>> Start Dataset records

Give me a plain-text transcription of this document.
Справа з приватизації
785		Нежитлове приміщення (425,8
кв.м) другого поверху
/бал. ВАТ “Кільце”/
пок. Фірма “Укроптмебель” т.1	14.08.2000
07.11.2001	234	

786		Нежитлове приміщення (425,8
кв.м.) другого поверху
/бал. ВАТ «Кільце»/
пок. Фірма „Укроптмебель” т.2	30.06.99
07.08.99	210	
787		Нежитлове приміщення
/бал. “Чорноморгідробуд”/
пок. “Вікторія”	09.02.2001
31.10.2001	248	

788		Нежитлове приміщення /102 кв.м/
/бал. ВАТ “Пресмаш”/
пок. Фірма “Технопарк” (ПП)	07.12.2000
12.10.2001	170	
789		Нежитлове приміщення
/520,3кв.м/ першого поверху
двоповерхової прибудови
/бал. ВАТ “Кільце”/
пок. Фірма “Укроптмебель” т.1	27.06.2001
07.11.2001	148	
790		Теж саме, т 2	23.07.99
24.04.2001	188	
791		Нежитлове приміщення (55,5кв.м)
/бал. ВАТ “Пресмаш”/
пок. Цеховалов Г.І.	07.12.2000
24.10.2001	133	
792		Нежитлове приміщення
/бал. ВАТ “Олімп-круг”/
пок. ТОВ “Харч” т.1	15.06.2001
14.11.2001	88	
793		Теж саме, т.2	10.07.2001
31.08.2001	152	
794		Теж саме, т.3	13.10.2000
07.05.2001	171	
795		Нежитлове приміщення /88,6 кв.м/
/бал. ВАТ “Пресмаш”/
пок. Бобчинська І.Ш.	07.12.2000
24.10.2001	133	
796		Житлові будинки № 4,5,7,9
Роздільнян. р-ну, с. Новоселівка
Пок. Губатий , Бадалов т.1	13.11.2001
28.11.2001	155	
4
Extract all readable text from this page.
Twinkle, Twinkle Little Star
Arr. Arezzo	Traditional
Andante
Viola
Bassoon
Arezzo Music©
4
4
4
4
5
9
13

>> End Dataset records

▶ **What you should do**
Report the number of lines in the listing where the string "Укроптмебель" appears, and nothing besides.

▶ **Full solution**
3